# Task prompt
Please pull out every line of the data below that contains the word "especial" and copy each one in full.

# Stored data
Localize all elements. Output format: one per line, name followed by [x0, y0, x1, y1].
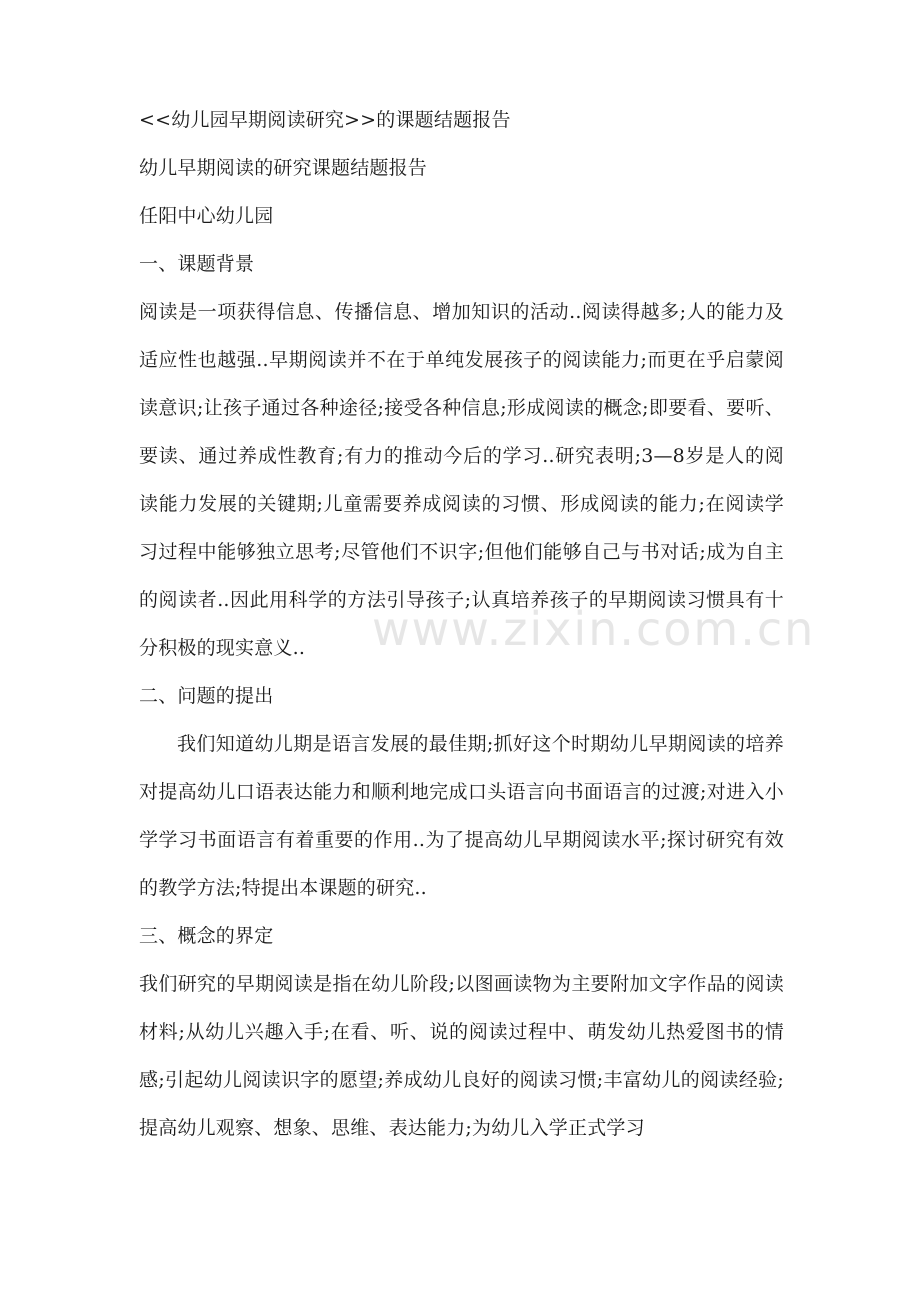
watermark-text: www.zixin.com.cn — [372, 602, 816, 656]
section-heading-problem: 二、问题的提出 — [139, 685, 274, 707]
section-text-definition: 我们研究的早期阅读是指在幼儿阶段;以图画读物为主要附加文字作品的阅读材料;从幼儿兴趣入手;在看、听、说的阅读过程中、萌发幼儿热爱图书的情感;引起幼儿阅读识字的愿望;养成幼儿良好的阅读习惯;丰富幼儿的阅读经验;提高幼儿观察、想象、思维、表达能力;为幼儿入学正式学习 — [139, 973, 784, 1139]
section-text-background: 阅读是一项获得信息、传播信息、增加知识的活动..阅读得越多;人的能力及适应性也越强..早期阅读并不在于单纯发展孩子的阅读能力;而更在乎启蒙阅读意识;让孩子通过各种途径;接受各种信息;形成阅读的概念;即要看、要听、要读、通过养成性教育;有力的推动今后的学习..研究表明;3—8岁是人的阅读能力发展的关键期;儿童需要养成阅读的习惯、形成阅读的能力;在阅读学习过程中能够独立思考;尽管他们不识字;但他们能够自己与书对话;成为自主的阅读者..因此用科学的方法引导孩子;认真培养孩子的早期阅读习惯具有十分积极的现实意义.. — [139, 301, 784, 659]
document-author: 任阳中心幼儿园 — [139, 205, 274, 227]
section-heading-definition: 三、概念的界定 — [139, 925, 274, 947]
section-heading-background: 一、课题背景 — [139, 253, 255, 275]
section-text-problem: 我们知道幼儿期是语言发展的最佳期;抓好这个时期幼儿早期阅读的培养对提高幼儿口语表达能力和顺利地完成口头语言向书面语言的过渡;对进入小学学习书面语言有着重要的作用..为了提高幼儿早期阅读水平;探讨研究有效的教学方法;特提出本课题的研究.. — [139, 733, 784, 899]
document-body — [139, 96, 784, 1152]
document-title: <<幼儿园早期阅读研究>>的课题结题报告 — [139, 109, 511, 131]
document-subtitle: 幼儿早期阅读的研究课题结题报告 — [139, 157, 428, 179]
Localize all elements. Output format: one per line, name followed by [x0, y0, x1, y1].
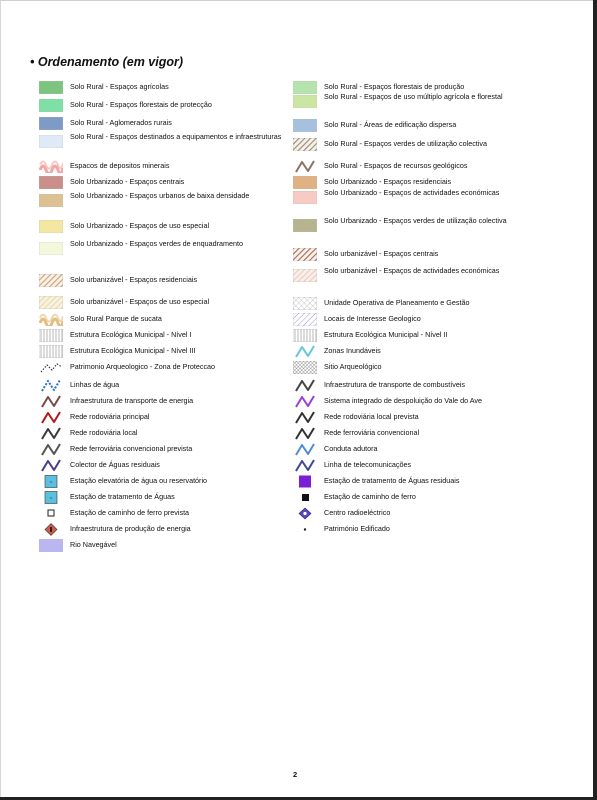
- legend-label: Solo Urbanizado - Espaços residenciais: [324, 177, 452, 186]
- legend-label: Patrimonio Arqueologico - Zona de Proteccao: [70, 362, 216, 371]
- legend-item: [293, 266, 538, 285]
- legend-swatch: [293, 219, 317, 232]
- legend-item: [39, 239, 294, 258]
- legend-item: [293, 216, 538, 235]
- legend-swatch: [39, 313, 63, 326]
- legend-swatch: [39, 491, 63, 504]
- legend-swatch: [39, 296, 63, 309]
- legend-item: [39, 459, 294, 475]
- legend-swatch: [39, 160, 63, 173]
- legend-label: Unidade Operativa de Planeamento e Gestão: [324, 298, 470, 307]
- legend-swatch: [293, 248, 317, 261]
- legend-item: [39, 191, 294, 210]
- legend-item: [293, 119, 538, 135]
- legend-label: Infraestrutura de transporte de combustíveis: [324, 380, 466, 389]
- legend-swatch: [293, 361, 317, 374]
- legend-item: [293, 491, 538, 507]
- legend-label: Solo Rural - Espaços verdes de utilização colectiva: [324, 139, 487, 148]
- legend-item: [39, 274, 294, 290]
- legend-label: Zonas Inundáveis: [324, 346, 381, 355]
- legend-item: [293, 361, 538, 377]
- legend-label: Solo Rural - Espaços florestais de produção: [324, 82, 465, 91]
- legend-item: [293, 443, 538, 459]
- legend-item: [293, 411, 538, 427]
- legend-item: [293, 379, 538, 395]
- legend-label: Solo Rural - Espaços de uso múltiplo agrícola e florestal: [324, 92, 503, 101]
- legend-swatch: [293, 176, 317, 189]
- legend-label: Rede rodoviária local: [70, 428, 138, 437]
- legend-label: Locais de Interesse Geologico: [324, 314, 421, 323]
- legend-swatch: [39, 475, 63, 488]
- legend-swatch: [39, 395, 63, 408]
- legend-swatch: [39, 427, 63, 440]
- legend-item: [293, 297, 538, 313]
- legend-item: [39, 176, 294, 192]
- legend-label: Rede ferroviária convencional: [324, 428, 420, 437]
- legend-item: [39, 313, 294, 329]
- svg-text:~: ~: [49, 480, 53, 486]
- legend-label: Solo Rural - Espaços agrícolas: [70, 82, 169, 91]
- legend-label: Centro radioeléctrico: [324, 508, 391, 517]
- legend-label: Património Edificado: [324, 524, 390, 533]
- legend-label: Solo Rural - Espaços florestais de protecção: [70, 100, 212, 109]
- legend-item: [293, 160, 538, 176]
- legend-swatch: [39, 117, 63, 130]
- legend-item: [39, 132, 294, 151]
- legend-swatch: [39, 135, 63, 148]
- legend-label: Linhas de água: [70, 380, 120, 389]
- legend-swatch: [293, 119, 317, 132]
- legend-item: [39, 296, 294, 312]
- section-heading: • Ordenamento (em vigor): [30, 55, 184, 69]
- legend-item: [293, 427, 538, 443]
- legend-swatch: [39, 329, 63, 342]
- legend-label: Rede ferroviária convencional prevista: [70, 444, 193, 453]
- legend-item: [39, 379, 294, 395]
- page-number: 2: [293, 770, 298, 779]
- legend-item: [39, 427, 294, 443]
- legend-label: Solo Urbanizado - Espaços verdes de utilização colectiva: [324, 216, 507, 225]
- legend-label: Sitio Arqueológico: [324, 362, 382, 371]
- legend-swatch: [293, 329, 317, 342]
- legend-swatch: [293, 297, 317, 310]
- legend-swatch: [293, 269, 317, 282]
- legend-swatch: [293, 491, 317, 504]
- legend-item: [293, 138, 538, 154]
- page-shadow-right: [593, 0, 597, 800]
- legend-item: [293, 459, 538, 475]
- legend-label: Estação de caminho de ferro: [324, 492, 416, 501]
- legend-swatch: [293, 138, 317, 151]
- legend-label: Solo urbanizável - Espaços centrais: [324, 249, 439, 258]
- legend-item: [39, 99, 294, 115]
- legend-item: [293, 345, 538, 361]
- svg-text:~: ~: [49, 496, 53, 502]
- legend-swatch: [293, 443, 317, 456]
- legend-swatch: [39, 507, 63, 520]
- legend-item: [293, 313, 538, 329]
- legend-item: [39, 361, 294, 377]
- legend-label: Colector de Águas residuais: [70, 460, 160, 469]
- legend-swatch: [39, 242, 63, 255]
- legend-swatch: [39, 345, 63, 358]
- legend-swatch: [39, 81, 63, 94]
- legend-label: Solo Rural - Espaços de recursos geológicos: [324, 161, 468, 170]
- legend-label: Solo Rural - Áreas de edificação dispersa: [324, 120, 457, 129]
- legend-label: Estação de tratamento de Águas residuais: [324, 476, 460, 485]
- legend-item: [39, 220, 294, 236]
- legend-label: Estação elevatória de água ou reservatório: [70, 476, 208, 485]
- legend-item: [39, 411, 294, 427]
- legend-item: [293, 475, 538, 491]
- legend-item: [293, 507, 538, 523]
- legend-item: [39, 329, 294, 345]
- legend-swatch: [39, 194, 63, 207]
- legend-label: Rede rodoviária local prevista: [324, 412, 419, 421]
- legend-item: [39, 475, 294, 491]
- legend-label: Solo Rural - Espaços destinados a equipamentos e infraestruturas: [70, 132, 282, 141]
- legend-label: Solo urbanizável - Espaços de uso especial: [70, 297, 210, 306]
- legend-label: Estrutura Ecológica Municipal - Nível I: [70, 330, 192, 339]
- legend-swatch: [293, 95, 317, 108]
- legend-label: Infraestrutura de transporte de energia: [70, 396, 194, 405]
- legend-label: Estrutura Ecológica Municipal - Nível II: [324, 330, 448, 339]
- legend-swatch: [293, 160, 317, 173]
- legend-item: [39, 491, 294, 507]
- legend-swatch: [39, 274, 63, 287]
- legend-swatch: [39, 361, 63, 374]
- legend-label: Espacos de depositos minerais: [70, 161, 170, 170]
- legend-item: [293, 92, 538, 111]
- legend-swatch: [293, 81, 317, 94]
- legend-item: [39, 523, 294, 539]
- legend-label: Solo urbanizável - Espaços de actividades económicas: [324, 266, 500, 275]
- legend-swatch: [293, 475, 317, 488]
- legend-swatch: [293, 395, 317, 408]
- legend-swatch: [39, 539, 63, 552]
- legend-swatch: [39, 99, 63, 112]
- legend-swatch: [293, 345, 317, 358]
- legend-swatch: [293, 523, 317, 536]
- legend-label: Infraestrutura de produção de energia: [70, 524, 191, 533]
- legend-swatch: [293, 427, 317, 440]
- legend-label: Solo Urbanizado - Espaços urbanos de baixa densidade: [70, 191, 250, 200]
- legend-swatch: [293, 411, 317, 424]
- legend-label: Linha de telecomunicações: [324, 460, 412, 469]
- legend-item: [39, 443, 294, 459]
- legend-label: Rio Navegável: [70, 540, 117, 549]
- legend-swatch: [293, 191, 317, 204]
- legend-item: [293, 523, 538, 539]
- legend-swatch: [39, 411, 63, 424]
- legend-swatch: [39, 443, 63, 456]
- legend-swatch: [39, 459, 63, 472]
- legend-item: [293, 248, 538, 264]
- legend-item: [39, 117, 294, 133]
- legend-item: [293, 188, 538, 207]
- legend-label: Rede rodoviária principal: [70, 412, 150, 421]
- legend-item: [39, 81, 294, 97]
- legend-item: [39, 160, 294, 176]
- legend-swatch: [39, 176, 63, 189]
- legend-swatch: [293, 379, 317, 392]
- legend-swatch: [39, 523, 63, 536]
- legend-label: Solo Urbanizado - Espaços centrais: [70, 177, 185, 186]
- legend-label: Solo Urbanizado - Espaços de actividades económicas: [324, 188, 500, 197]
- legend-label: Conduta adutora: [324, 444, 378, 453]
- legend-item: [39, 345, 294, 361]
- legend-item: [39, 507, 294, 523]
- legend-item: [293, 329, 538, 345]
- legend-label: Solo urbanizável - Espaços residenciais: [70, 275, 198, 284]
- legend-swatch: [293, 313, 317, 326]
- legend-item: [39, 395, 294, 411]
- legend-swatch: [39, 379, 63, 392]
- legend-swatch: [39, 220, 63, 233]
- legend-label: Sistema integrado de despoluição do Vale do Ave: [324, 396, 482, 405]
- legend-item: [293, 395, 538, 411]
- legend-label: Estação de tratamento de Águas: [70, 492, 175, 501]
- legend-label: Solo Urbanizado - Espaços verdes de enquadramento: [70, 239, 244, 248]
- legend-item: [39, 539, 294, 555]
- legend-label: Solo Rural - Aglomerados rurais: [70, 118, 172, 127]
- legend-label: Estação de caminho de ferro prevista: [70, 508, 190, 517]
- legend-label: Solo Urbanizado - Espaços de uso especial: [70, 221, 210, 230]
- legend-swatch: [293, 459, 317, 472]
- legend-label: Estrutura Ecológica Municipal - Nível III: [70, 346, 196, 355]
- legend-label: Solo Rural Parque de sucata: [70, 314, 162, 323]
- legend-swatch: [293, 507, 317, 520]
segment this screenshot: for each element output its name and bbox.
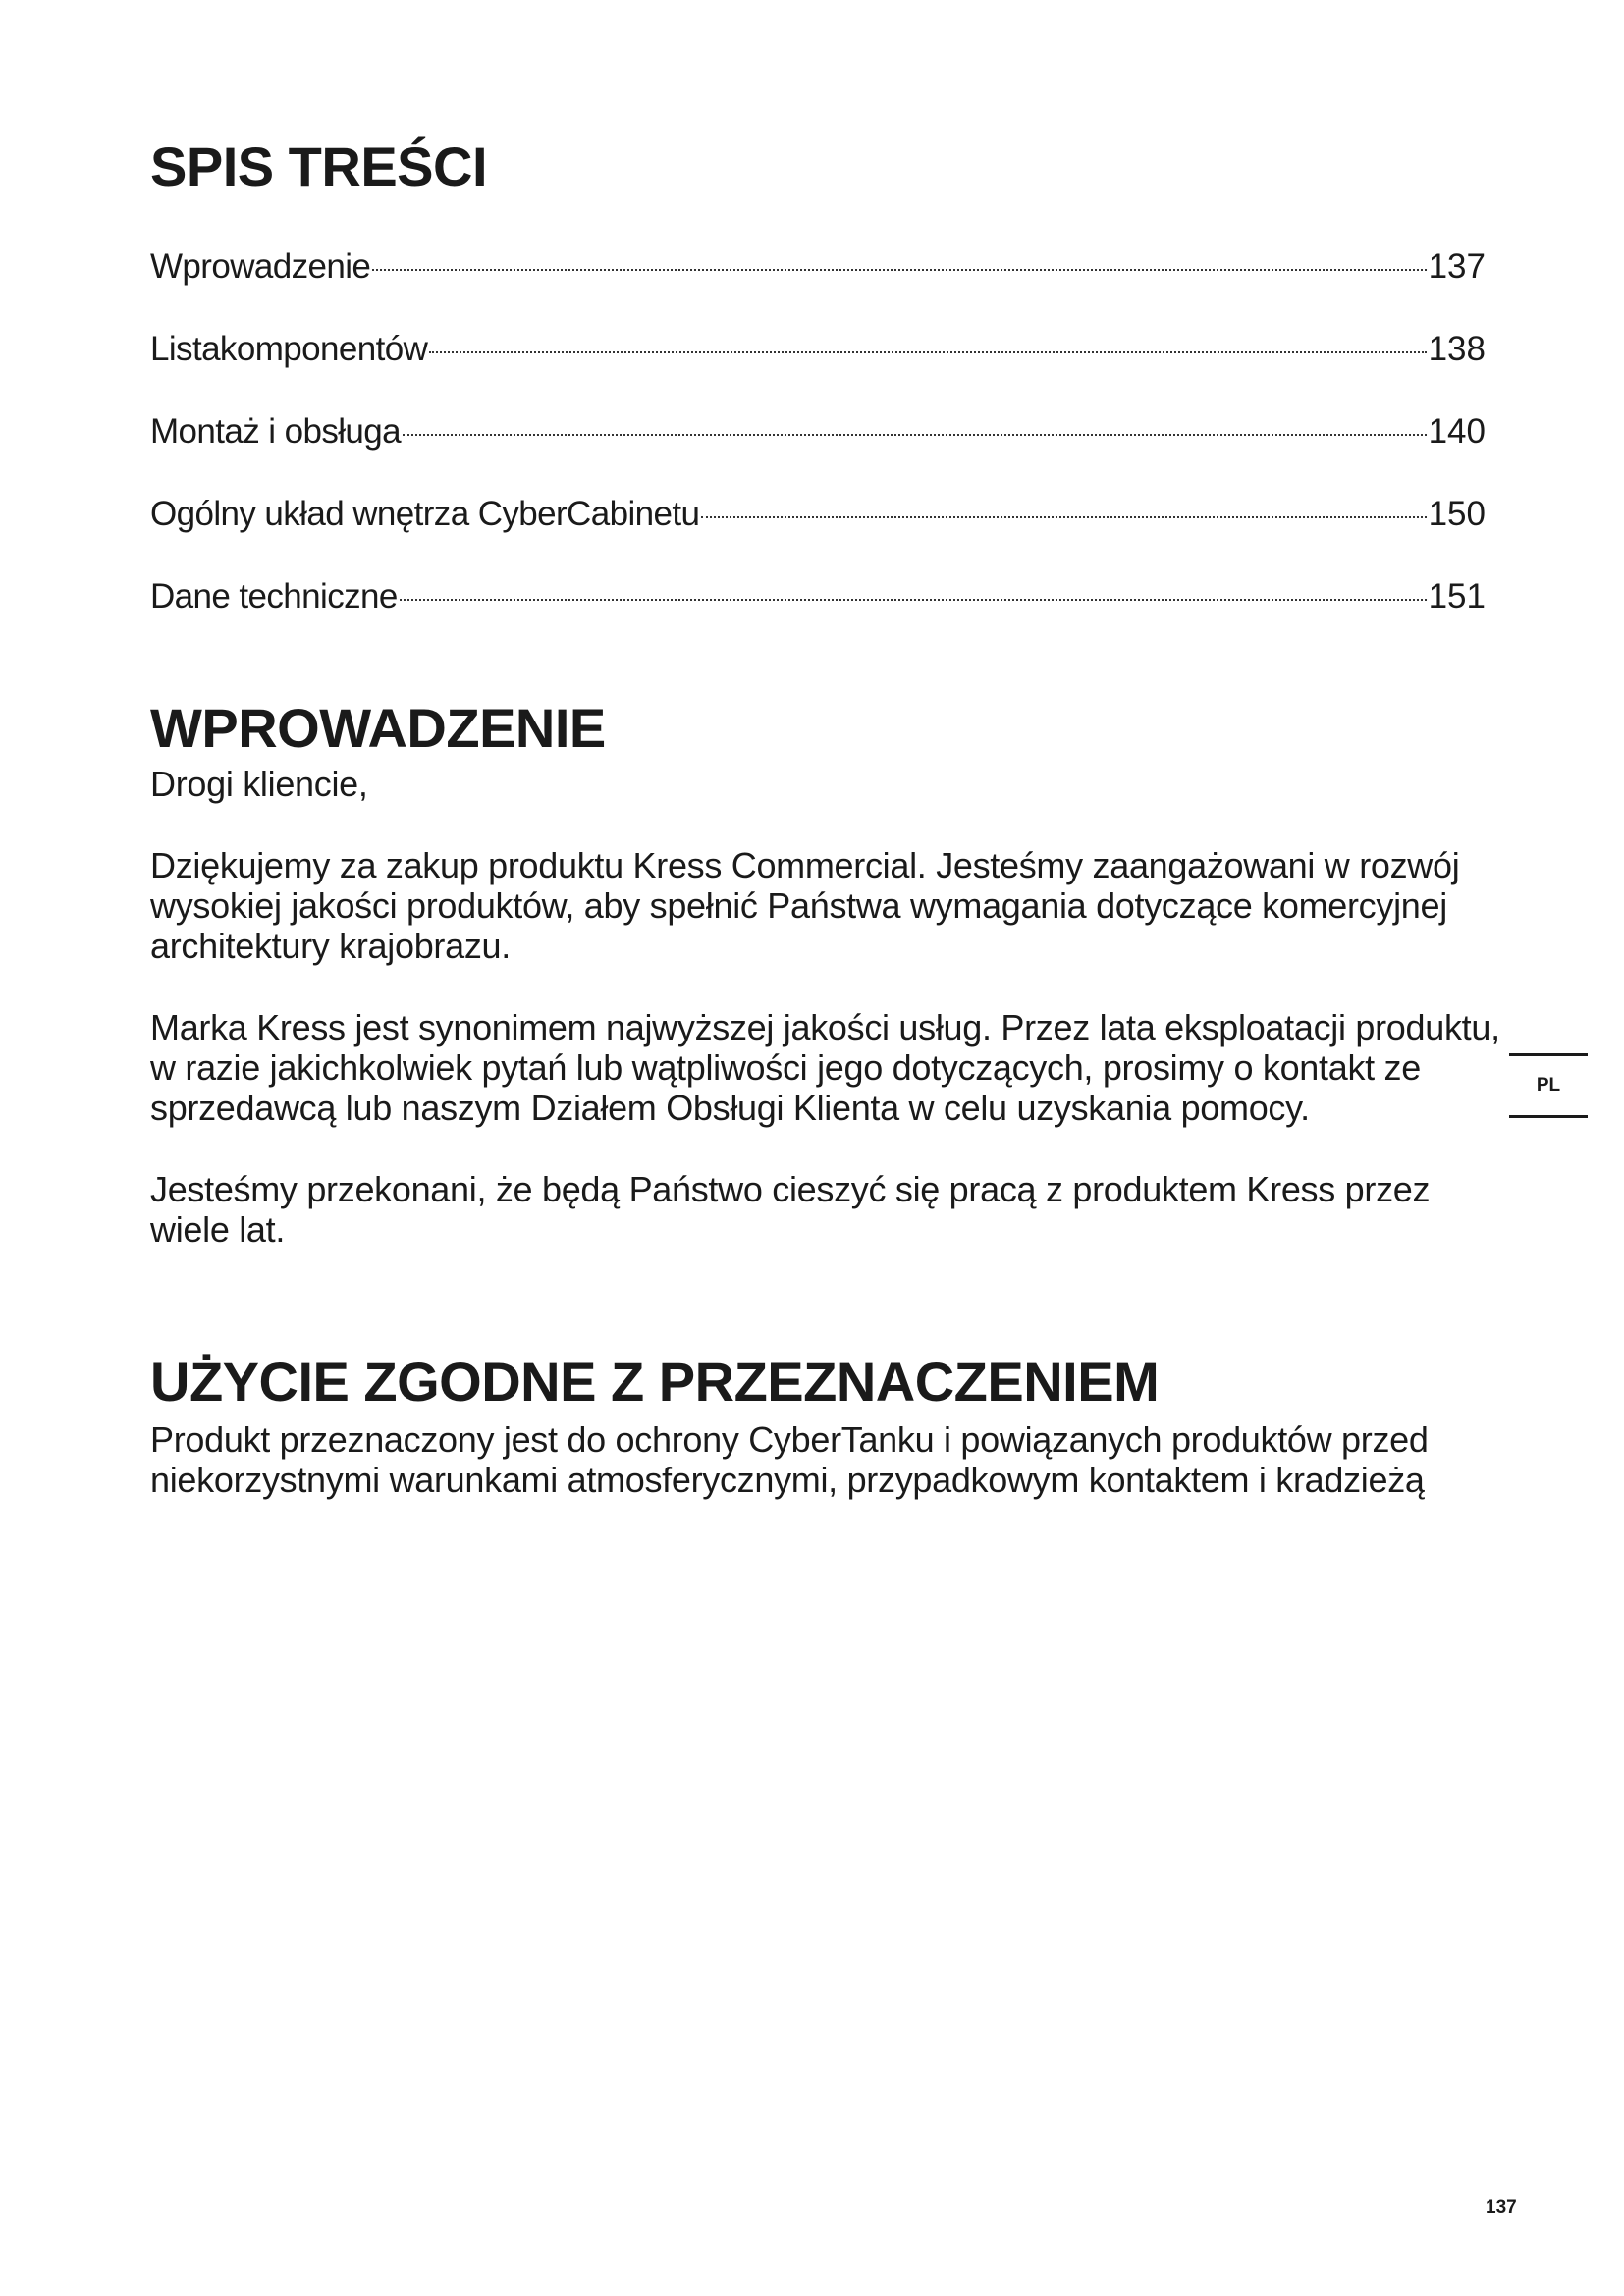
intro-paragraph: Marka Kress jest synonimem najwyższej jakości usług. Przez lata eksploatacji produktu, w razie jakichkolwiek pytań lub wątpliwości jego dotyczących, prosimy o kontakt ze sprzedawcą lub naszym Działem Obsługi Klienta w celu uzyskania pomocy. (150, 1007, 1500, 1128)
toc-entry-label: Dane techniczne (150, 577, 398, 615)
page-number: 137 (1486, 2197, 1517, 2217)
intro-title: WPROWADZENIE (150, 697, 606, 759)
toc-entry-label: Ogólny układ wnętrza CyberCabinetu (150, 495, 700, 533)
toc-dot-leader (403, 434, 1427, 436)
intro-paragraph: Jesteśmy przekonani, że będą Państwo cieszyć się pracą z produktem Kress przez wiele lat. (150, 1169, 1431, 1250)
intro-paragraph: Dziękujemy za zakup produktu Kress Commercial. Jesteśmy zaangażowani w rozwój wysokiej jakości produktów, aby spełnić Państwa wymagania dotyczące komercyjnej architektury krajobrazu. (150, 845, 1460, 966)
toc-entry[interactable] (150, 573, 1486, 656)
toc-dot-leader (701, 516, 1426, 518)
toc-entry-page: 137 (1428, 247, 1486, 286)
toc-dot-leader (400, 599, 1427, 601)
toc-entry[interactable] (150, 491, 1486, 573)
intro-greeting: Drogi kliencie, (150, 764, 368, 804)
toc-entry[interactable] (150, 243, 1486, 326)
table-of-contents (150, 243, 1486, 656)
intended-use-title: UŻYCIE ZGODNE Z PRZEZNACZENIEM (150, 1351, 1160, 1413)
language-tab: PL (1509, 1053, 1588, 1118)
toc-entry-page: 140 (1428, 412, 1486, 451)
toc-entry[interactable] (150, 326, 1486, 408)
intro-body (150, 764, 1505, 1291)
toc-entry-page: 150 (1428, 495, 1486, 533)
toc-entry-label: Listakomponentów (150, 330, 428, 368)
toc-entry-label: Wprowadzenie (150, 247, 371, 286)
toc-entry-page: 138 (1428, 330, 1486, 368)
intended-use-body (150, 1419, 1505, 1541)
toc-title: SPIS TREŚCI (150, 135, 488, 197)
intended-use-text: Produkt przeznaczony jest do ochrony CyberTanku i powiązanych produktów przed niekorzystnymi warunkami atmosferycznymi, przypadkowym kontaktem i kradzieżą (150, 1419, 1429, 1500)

# Response below
- legend-label: Solo urbanizável - Espaços de uso especial: [70, 297, 210, 306]
- legend-label: Solo Urbanizado - Espaços de uso especial: [70, 221, 210, 230]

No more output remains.